- **WORK TO COMPLETE**:
How many lines of these entries hold the string "little"? Answer with the number alone.

- **INFORMATION SHOWN**:
************
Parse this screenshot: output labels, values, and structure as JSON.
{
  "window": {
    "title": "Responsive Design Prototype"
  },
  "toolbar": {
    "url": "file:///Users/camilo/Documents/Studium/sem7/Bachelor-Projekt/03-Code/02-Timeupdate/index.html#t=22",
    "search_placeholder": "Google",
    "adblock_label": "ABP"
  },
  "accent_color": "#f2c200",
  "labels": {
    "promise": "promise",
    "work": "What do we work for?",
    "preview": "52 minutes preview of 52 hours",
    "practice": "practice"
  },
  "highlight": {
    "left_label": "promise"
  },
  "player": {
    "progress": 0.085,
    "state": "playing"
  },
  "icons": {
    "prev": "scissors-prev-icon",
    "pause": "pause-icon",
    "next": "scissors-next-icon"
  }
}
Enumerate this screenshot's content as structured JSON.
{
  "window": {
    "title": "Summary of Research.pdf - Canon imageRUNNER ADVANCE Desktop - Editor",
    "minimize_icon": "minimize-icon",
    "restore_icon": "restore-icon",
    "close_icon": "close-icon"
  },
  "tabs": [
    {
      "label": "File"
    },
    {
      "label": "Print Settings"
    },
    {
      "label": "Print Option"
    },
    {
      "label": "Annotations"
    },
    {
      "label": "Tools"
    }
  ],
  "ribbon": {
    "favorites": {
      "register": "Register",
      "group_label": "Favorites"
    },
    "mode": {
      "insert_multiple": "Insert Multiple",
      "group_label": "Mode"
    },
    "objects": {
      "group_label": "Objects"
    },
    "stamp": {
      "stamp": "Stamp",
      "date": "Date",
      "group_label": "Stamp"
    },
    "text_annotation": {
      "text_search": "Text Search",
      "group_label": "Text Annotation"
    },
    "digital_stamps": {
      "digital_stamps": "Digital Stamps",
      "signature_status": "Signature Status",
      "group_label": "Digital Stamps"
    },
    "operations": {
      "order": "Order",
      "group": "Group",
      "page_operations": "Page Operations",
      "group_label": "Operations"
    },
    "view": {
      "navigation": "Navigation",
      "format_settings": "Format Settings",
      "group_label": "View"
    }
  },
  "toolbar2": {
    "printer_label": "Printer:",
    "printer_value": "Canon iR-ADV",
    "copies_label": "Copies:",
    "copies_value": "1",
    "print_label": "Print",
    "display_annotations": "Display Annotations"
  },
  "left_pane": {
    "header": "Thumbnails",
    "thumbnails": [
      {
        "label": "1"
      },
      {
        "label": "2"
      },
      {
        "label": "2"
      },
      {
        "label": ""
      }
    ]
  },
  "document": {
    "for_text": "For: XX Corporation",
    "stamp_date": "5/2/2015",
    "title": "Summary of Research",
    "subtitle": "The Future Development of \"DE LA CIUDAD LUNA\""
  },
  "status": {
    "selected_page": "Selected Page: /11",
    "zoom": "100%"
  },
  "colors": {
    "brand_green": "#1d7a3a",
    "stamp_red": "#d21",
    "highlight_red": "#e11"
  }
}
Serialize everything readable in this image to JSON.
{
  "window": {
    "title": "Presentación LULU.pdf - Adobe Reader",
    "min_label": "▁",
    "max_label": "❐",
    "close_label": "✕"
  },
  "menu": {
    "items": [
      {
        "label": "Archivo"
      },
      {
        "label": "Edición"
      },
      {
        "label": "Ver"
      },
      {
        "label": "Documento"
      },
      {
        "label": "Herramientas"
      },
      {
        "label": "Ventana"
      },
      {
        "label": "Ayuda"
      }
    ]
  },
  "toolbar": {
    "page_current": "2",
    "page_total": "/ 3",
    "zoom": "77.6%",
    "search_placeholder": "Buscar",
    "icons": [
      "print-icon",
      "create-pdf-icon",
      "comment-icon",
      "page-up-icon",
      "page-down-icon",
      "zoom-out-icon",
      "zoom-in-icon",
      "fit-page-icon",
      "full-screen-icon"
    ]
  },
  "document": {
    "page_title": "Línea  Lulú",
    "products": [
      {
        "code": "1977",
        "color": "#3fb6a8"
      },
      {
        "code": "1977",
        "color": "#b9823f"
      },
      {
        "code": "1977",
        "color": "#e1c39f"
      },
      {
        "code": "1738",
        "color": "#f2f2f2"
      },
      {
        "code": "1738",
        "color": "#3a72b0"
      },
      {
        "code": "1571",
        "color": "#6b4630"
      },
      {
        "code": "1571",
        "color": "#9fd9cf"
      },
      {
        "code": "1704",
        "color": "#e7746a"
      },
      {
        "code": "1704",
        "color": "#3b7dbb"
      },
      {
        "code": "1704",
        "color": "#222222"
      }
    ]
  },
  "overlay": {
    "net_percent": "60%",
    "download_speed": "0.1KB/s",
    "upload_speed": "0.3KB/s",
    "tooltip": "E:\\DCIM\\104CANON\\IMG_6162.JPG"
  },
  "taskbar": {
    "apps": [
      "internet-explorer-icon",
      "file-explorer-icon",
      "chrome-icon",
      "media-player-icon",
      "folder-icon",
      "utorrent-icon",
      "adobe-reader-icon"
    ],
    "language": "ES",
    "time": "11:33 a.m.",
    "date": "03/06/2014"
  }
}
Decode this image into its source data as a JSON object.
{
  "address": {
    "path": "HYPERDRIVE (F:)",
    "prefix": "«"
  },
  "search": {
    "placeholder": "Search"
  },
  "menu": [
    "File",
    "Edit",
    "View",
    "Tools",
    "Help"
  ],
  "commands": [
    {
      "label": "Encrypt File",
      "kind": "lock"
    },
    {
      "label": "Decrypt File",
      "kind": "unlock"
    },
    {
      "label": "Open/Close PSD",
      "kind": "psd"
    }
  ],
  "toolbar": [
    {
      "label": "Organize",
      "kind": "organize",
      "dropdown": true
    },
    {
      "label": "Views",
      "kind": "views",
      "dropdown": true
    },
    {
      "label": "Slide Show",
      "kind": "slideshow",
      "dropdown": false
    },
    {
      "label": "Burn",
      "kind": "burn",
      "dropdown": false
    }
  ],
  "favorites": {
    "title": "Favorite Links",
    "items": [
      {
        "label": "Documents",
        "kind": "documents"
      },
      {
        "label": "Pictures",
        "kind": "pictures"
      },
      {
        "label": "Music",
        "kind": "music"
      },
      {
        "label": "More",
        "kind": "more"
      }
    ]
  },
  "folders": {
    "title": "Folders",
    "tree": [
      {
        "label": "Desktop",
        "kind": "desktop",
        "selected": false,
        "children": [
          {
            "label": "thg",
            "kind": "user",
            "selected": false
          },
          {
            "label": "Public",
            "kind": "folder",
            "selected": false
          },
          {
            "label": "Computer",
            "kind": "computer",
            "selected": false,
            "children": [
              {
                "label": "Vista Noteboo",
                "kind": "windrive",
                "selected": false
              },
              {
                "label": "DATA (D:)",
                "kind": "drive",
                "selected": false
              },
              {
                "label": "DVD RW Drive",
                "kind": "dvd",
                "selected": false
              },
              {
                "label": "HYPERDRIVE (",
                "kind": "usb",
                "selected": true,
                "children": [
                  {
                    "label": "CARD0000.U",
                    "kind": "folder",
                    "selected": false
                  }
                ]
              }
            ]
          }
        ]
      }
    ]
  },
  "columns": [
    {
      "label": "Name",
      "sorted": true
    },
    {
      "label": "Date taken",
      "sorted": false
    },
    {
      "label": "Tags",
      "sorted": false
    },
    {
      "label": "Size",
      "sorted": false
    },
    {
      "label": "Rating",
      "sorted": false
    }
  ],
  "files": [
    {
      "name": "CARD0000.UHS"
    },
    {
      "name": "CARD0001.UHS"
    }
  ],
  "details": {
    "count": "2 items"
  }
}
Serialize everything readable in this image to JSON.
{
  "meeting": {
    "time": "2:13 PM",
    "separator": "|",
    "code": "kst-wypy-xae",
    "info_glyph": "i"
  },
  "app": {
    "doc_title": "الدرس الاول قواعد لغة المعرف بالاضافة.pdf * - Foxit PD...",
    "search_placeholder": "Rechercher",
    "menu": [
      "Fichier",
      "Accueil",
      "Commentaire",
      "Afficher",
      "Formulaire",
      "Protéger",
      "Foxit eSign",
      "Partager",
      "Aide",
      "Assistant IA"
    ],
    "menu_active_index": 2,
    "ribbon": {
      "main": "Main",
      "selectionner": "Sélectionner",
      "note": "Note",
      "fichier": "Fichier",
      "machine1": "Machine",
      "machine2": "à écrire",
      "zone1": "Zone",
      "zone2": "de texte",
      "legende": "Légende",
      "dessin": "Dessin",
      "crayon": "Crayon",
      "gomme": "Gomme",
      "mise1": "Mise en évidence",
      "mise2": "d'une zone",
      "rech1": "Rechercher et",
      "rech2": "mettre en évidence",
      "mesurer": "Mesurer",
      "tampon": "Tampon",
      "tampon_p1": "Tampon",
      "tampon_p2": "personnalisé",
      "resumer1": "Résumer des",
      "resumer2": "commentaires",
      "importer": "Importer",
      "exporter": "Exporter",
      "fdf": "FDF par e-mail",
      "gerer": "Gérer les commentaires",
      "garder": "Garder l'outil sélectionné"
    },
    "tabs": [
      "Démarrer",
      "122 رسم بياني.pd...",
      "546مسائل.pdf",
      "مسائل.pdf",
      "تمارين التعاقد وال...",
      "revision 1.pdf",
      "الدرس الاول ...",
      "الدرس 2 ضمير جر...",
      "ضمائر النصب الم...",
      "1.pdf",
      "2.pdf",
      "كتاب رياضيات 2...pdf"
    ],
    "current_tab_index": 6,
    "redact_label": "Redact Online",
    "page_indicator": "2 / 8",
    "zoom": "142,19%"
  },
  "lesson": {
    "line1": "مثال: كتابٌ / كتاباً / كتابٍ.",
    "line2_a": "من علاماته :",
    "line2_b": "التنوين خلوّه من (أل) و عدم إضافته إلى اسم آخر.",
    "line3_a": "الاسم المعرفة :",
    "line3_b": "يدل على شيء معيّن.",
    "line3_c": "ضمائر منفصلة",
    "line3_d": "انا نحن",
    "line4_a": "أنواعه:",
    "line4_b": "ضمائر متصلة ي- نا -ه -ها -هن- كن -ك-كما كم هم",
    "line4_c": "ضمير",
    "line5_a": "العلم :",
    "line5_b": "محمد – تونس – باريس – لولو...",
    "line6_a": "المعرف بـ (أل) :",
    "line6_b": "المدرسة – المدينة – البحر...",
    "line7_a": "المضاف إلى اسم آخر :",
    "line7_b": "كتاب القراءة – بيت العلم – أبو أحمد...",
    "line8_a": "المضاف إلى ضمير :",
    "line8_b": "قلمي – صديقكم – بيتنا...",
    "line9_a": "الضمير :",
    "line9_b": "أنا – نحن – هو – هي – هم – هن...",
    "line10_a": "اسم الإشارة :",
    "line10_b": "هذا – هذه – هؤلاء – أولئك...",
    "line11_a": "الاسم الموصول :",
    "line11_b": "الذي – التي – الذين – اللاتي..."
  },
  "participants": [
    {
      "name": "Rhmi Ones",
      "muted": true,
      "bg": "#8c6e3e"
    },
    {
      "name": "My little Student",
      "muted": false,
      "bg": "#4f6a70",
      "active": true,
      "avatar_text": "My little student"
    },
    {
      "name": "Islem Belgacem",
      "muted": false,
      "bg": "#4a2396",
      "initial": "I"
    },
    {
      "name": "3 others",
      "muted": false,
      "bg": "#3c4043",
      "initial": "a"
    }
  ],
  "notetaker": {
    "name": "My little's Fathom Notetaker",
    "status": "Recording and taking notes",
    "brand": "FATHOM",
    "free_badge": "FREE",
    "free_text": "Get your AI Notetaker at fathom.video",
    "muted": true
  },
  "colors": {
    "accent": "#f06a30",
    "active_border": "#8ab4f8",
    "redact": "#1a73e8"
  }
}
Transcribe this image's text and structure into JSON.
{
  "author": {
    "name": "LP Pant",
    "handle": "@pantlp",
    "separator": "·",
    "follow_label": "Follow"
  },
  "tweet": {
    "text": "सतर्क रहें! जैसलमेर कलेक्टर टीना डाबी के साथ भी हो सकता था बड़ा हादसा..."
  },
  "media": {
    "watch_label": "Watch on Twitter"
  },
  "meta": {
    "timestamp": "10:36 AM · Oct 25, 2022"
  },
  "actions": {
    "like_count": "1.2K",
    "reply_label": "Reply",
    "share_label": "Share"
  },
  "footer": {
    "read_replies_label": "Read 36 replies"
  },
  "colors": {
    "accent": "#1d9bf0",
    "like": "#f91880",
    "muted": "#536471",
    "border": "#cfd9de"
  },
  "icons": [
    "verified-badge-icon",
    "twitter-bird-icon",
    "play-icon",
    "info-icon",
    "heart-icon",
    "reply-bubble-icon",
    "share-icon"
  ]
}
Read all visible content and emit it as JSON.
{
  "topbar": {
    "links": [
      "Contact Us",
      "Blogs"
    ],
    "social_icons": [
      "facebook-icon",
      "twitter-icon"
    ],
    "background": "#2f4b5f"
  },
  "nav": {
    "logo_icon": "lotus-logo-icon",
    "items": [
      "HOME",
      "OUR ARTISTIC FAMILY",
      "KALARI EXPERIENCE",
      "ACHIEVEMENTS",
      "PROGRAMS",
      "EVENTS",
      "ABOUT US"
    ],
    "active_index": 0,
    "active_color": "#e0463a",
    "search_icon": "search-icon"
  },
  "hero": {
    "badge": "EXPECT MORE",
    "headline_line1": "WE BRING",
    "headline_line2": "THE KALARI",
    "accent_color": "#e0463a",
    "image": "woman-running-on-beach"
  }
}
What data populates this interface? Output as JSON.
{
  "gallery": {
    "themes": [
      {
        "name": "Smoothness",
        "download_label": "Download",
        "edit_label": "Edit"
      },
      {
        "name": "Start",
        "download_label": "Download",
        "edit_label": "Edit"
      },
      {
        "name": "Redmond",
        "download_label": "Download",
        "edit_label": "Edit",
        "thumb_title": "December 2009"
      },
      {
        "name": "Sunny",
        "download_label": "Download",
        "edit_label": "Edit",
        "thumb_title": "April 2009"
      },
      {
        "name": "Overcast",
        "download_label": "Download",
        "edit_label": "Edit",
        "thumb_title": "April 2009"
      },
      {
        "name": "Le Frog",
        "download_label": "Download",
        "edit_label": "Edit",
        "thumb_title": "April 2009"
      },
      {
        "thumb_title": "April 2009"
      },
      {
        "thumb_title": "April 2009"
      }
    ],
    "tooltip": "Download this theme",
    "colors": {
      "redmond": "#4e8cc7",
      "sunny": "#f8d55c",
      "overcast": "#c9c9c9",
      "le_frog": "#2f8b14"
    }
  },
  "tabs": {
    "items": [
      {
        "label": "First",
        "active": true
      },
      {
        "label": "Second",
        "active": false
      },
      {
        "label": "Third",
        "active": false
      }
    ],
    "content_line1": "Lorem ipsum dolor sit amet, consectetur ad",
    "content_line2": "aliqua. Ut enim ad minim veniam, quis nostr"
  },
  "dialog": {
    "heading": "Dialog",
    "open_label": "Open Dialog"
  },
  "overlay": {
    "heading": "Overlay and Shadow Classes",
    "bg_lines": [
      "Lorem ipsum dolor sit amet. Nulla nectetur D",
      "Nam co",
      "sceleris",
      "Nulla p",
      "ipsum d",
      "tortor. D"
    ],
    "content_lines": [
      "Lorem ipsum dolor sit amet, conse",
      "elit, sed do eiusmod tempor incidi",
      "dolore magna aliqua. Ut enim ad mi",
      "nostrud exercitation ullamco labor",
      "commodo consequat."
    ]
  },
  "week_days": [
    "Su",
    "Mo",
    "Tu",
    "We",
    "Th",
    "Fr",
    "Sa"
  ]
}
************
- **SOLUTION**:
3